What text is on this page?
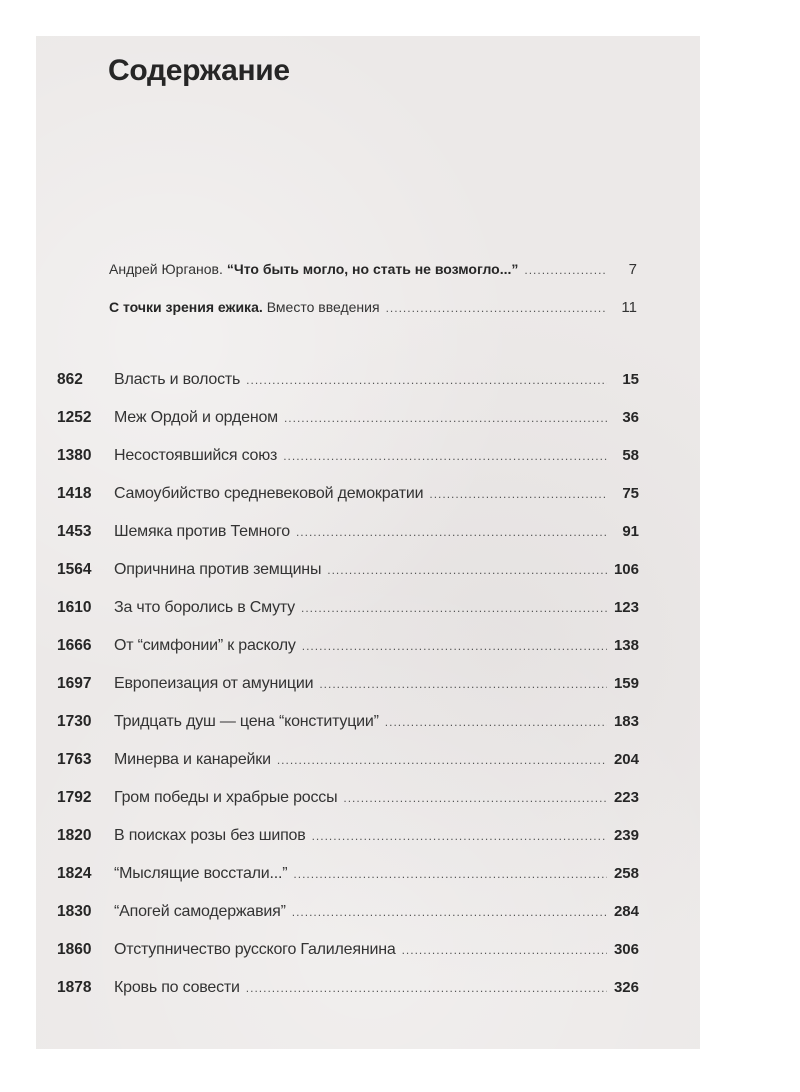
Содержание
Андрей Юрганов. “Что быть могло, но стать не возмогло...” .....	7
С точки зрения ежика. Вместо введения .....	11
862	Власть и волость .....	15
1252	Меж Ордой и орденом .....	36
1380	Несостоявшийся союз .....	58
1418	Самоубийство средневековой демократии .....	75
1453	Шемяка против Темного .....	91
1564	Опричнина против земщины .....	106
1610	За что боролись в Смуту .....	123
1666	От “симфонии” к расколу .....	138
1697	Европеизация от амуниции .....	159
1730	Тридцать душ — цена “конституции” .....	183
1763	Минерва и канарейки .....	204
1792	Гром победы и храбрые россы .....	223
1820	В поисках розы без шипов .....	239
1824	“Мыслящие восстали...” .....	258
1830	“Апогей самодержавия” .....	284
1860	Отступничество русского Галилеянина .....	306
1878	Кровь по совести .....	326
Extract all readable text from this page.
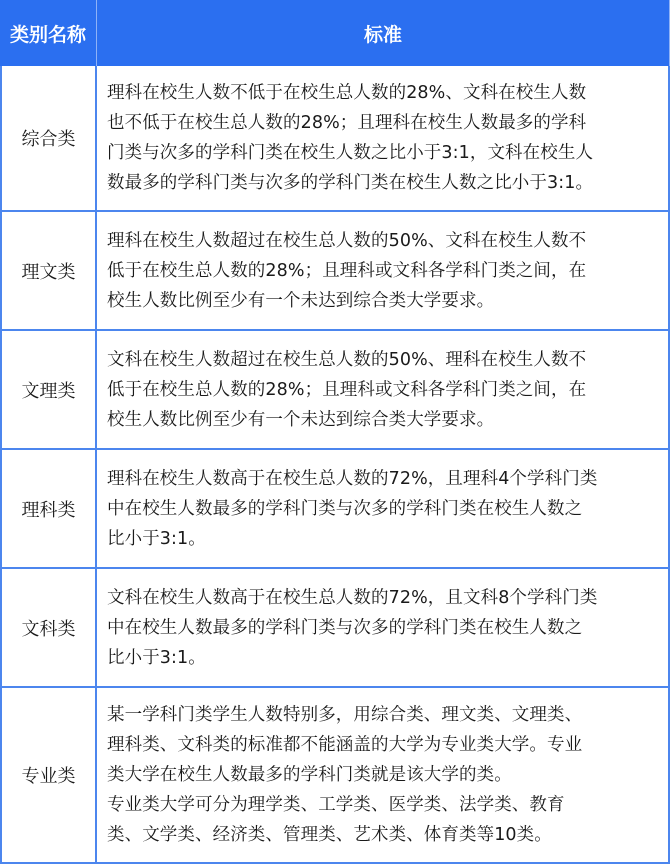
类别名称	标准
综合类
理科在校生人数不低于在校生总人数的28%、文科在校生人数
也不低于在校生总人数的28%；且理科在校生人数最多的学科
门类与次多的学科门类在校生人数之比小于3:1，文科在校生人
数最多的学科门类与次多的学科门类在校生人数之比小于3:1。
理文类
理科在校生人数超过在校生总人数的50%、文科在校生人数不
低于在校生总人数的28%；且理科或文科各学科门类之间，在
校生人数比例至少有一个未达到综合类大学要求。
文理类
文科在校生人数超过在校生总人数的50%、理科在校生人数不
低于在校生总人数的28%；且理科或文科各学科门类之间，在
校生人数比例至少有一个未达到综合类大学要求。
理科类
理科在校生人数高于在校生总人数的72%，且理科4个学科门类
中在校生人数最多的学科门类与次多的学科门类在校生人数之
比小于3:1。
文科类
文科在校生人数高于在校生总人数的72%，且文科8个学科门类
中在校生人数最多的学科门类与次多的学科门类在校生人数之
比小于3:1。
专业类
某一学科门类学生人数特别多，用综合类、理文类、文理类、
理科类、文科类的标准都不能涵盖的大学为专业类大学。专业
类大学在校生人数最多的学科门类就是该大学的类。
专业类大学可分为理学类、工学类、医学类、法学类、教育
类、文学类、经济类、管理类、艺术类、体育类等10类。
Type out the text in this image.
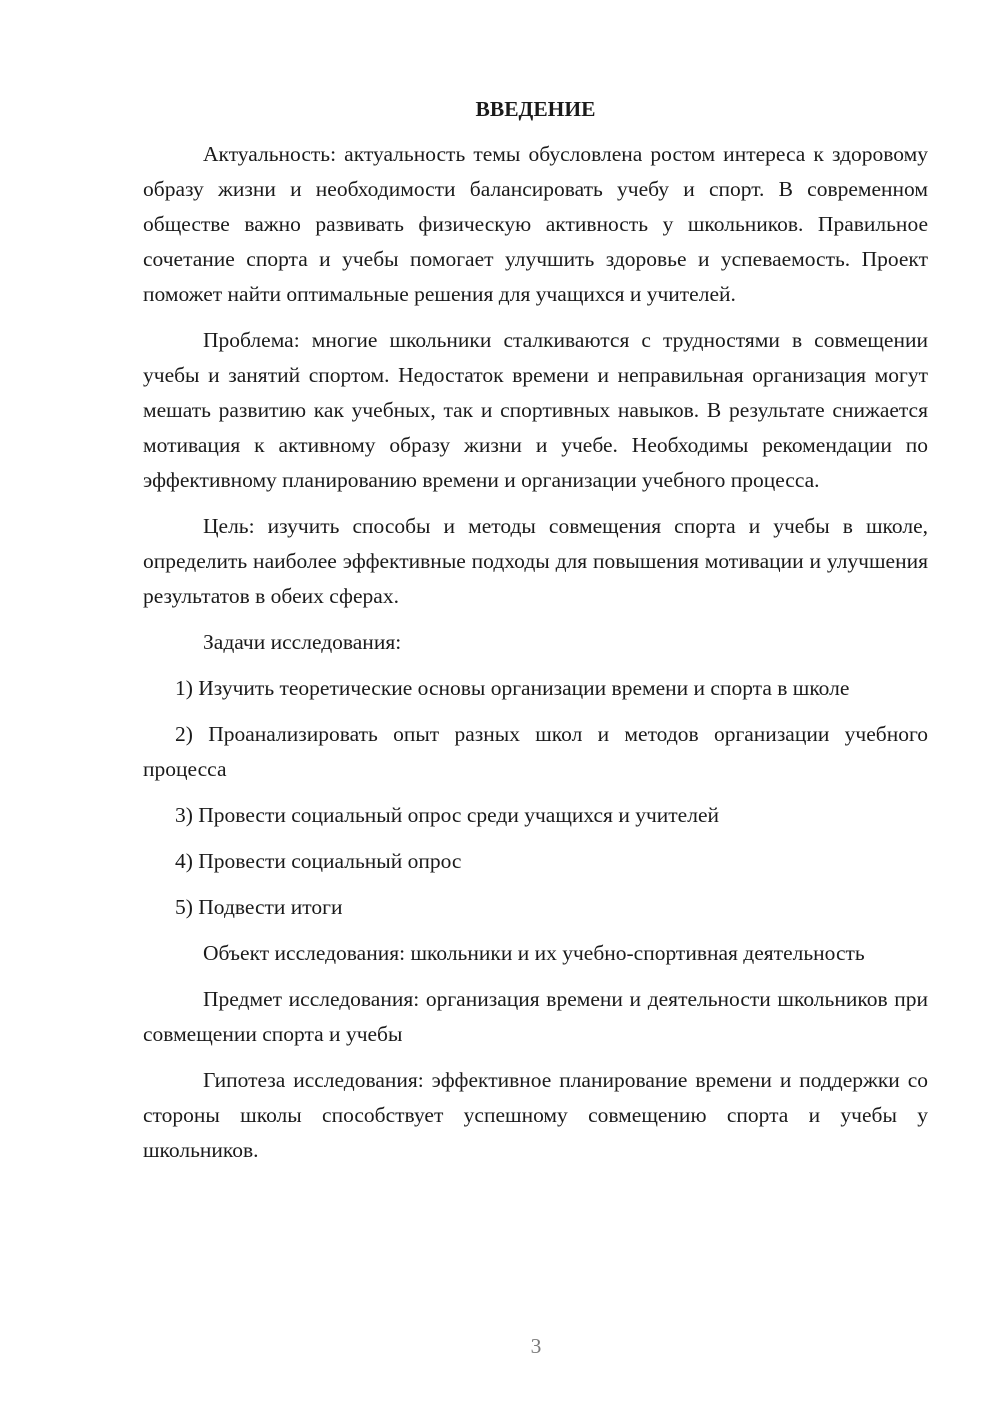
ВВЕДЕНИЕ

Актуальность: актуальность темы обусловлена ростом интереса к здоровому образу жизни и необходимости балансировать учебу и спорт. В современном обществе важно развивать физическую активность у школьников. Правильное сочетание спорта и учебы помогает улучшить здоровье и успеваемость. Проект поможет найти оптимальные решения для учащихся и учителей.

Проблема: многие школьники сталкиваются с трудностями в совмещении учебы и занятий спортом. Недостаток времени и неправильная организация могут мешать развитию как учебных, так и спортивных навыков. В результате снижается мотивация к активному образу жизни и учебе. Необходимы рекомендации по эффективному планированию времени и организации учебного процесса.

Цель: изучить способы и методы совмещения спорта и учебы в школе, определить наиболее эффективные подходы для повышения мотивации и улучшения результатов в обеих сферах.

Задачи исследования:

1) Изучить теоретические основы организации времени и спорта в школе

2) Проанализировать опыт разных школ и методов организации учебного процесса

3) Провести социальный опрос среди учащихся и учителей

4) Провести социальный опрос

5) Подвести итоги

Объект исследования: школьники и их учебно-спортивная деятельность

Предмет исследования: организация времени и деятельности школьников при совмещении спорта и учебы

Гипотеза исследования: эффективное планирование времени и поддержки со стороны школы способствует успешному совмещению спорта и учебы у школьников.

3
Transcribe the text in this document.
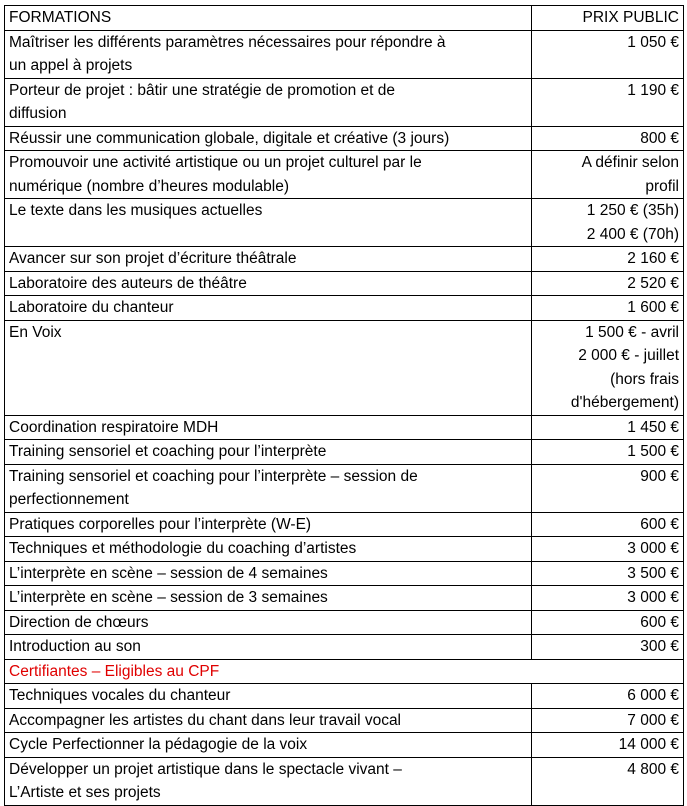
FORMATIONS	PRIX PUBLIC

Maîtriser les différents paramètres nécessaires pour répondre à
un appel à projets	1 050 €

Porteur de projet : bâtir une stratégie de promotion et de
diffusion	1 190 €

Réussir une communication globale, digitale et créative (3 jours)	800 €

Promouvoir une activité artistique ou un projet culturel par le
numérique (nombre d’heures modulable)	A définir selon
profil

Le texte dans les musiques actuelles	1 250 € (35h)
2 400 € (70h)

Avancer sur son projet d’écriture théâtrale	2 160 €

Laboratoire des auteurs de théâtre	2 520 €

Laboratoire du chanteur	1 600 €

En Voix	1 500 € - avril
2 000 € - juillet
(hors frais
d'hébergement)

Coordination respiratoire MDH	1 450 €

Training sensoriel et coaching pour l’interprète	1 500 €

Training sensoriel et coaching pour l’interprète – session de
perfectionnement	900 €

Pratiques corporelles pour l’interprète (W-E)	600 €

Techniques et méthodologie du coaching d’artistes	3 000 €

L’interprète en scène – session de 4 semaines	3 500 €

L’interprète en scène – session de 3 semaines	3 000 €

Direction de chœurs	600 €

Introduction au son	300 €

Certifiantes – Eligibles au CPF	

Techniques vocales du chanteur	6 000 €

Accompagner les artistes du chant dans leur travail vocal	7 000 €

Cycle Perfectionner la pédagogie de la voix	14 000 €

Développer un projet artistique dans le spectacle vivant –
L’Artiste et ses projets	4 800 €
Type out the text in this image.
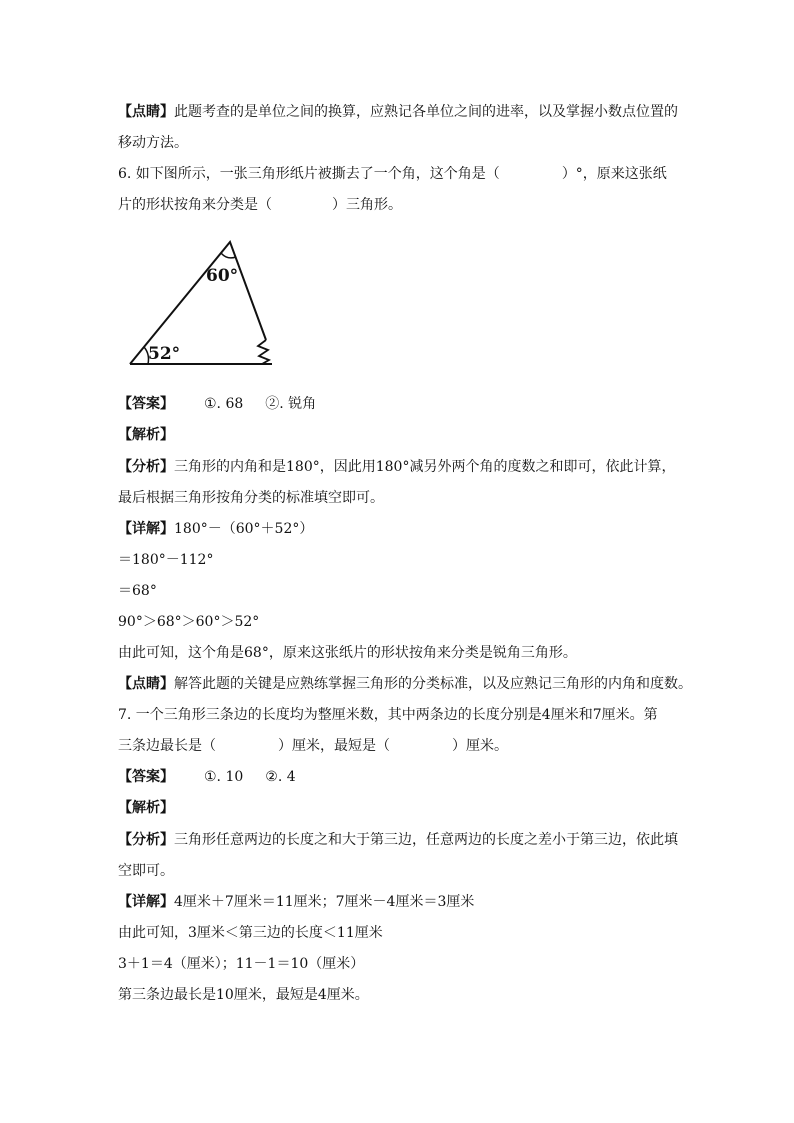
【点睛】此题考查的是单位之间的换算，应熟记各单位之间的进率，以及掌握小数点位置的
移动方法。
6. 如下图所示，一张三角形纸片被撕去了一个角，这个角是（	）°，原来这张纸
片的形状按角来分类是（	）三角形。
60°
52°
【答案】 ①. 68 ②. 锐角
【解析】
【分析】三角形的内角和是180°，因此用180°减另外两个角的度数之和即可，依此计算，
最后根据三角形按角分类的标准填空即可。
【详解】180°－（60°＋52°）
＝180°－112°
＝68°
90°＞68°＞60°＞52°
由此可知，这个角是68°，原来这张纸片的形状按角来分类是锐角三角形。
【点睛】解答此题的关键是应熟练掌握三角形的分类标准，以及应熟记三角形的内角和度数。
7. 一个三角形三条边的长度均为整厘米数，其中两条边的长度分别是4厘米和7厘米。第
三条边最长是（	）厘米，最短是（	）厘米。
【答案】 ①. 10 ②. 4
【解析】
【分析】三角形任意两边的长度之和大于第三边，任意两边的长度之差小于第三边，依此填
空即可。
【详解】4厘米＋7厘米＝11厘米；7厘米－4厘米＝3厘米
由此可知，3厘米＜第三边的长度＜11厘米
3＋1＝4（厘米）；11－1＝10（厘米）
第三条边最长是10厘米，最短是4厘米。
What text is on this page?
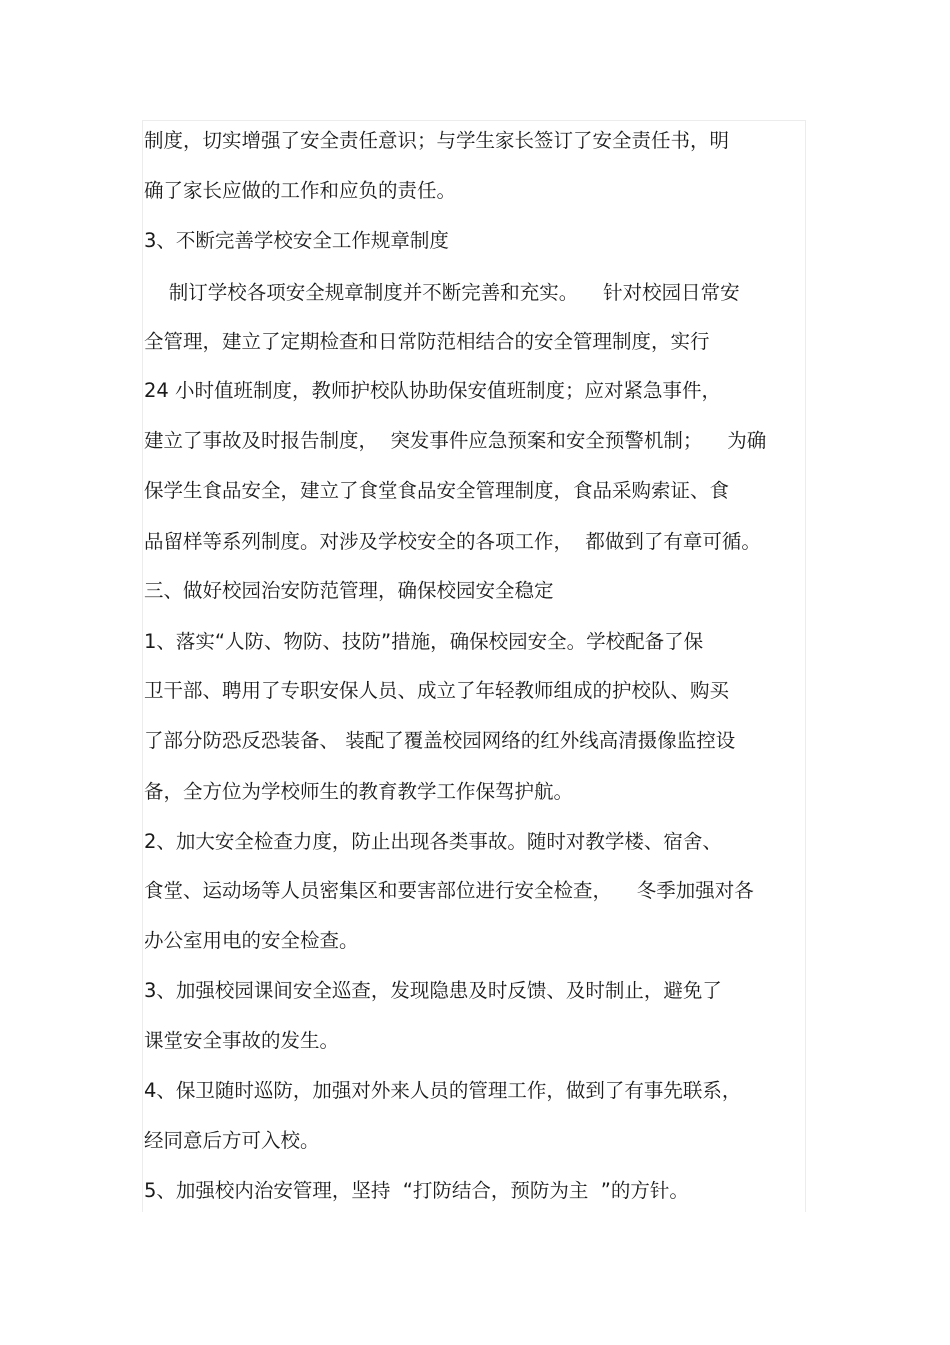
制度，切实增强了安全责任意识；与学生家长签订了安全责任书，明
确了家长应做的工作和应负的责任。
3、不断完善学校安全工作规章制度
制订学校各项安全规章制度并不断完善和充实。    针对校园日常安
全管理，建立了定期检查和日常防范相结合的安全管理制度，实行
24 小时值班制度，教师护校队协助保安值班制度；应对紧急事件，
建立了事故及时报告制度，  突发事件应急预案和安全预警机制；    为确
保学生食品安全，建立了食堂食品安全管理制度，食品采购索证、食
品留样等系列制度。对涉及学校安全的各项工作，  都做到了有章可循。
三、做好校园治安防范管理，确保校园安全稳定
1、落实“人防、物防、技防”措施，确保校园安全。学校配备了保
卫干部、聘用了专职安保人员、成立了年轻教师组成的护校队、购买
了部分防恐反恐装备、 装配了覆盖校园网络的红外线高清摄像监控设
备，全方位为学校师生的教育教学工作保驾护航。
2、加大安全检查力度，防止出现各类事故。随时对教学楼、宿舍、
食堂、运动场等人员密集区和要害部位进行安全检查，    冬季加强对各
办公室用电的安全检查。
3、加强校园课间安全巡查，发现隐患及时反馈、及时制止，避免了
课堂安全事故的发生。
4、保卫随时巡防，加强对外来人员的管理工作，做到了有事先联系，
经同意后方可入校。
5、加强校内治安管理，坚持  “打防结合，预防为主  ”的方针。
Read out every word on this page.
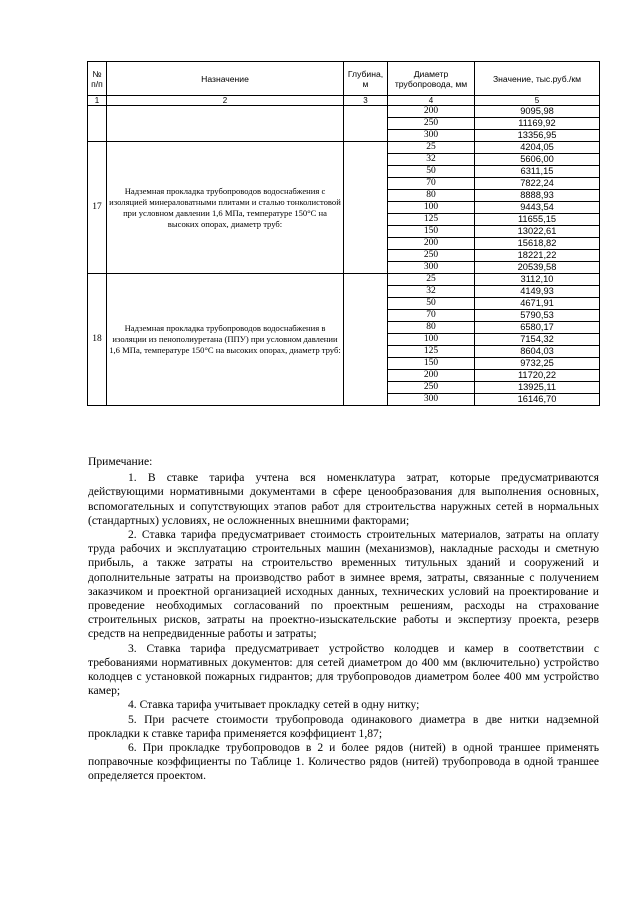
№ п/п	Назначение	Глубина, м	Диаметр трубопровода, мм	Значение, тыс.руб./км
1	2	3	4	5
			200	9095,98
			250	11169,92
			300	13356,95
17	Надземная прокладка трубопроводов водоснабжения с изоляцией минераловатными плитами и сталью тонколистовой при условном давлении 1,6 МПа, температуре 150°С на высоких опорах, диаметр труб:		25	4204,05
			32	5606,00
			50	6311,15
			70	7822,24
			80	8888,93
			100	9443,54
			125	11655,15
			150	13022,61
			200	15618,82
			250	18221,22
			300	20539,58
18	Надземная прокладка трубопроводов водоснабжения в изоляции из пенополиуретана (ППУ) при условном давлении 1,6 МПа, температуре 150°С на высоких опорах, диаметр труб:		25	3112,10
			32	4149,93
			50	4671,91
			70	5790,53
			80	6580,17
			100	7154,32
			125	8604,03
			150	9732,25
			200	11720,22
			250	13925,11
			300	16146,70

Примечание:

1. В ставке тарифа учтена вся номенклатура затрат, которые предусматриваются действующими нормативными документами в сфере ценообразования для выполнения основных, вспомогательных и сопутствующих этапов работ для строительства наружных сетей в нормальных (стандартных) условиях, не осложненных внешними факторами;

2. Ставка тарифа предусматривает стоимость строительных материалов, затраты на оплату труда рабочих и эксплуатацию строительных машин (механизмов), накладные расходы и сметную прибыль, а также затраты на строительство временных титульных зданий и сооружений и дополнительные затраты на производство работ в зимнее время, затраты, связанные с получением заказчиком и проектной организацией исходных данных, технических условий на проектирование и проведение необходимых согласований по проектным решениям, расходы на страхование строительных рисков, затраты на проектно-изыскательские работы и экспертизу проекта, резерв средств на непредвиденные работы и затраты;

3. Ставка тарифа предусматривает устройство колодцев и камер в соответствии с требованиями нормативных документов: для сетей диаметром до 400 мм (включительно) устройство колодцев с установкой пожарных гидрантов; для трубопроводов диаметром более 400 мм устройство камер;

4. Ставка тарифа учитывает прокладку сетей в одну нитку;

5. При расчете стоимости трубопровода одинакового диаметра в две нитки надземной прокладки к ставке тарифа применяется коэффициент 1,87;

6. При прокладке трубопроводов в 2 и более рядов (нитей) в одной траншее применять поправочные коэффициенты по Таблице 1. Количество рядов (нитей) трубопровода в одной траншее определяется проектом.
• • • • • • •
### Exercise:
Select every line in the records above that contains the word "Techniques".

### The result:
Techniques et méthodologie du coaching d’artistes	3 000 €
Techniques vocales du chanteur	6 000 €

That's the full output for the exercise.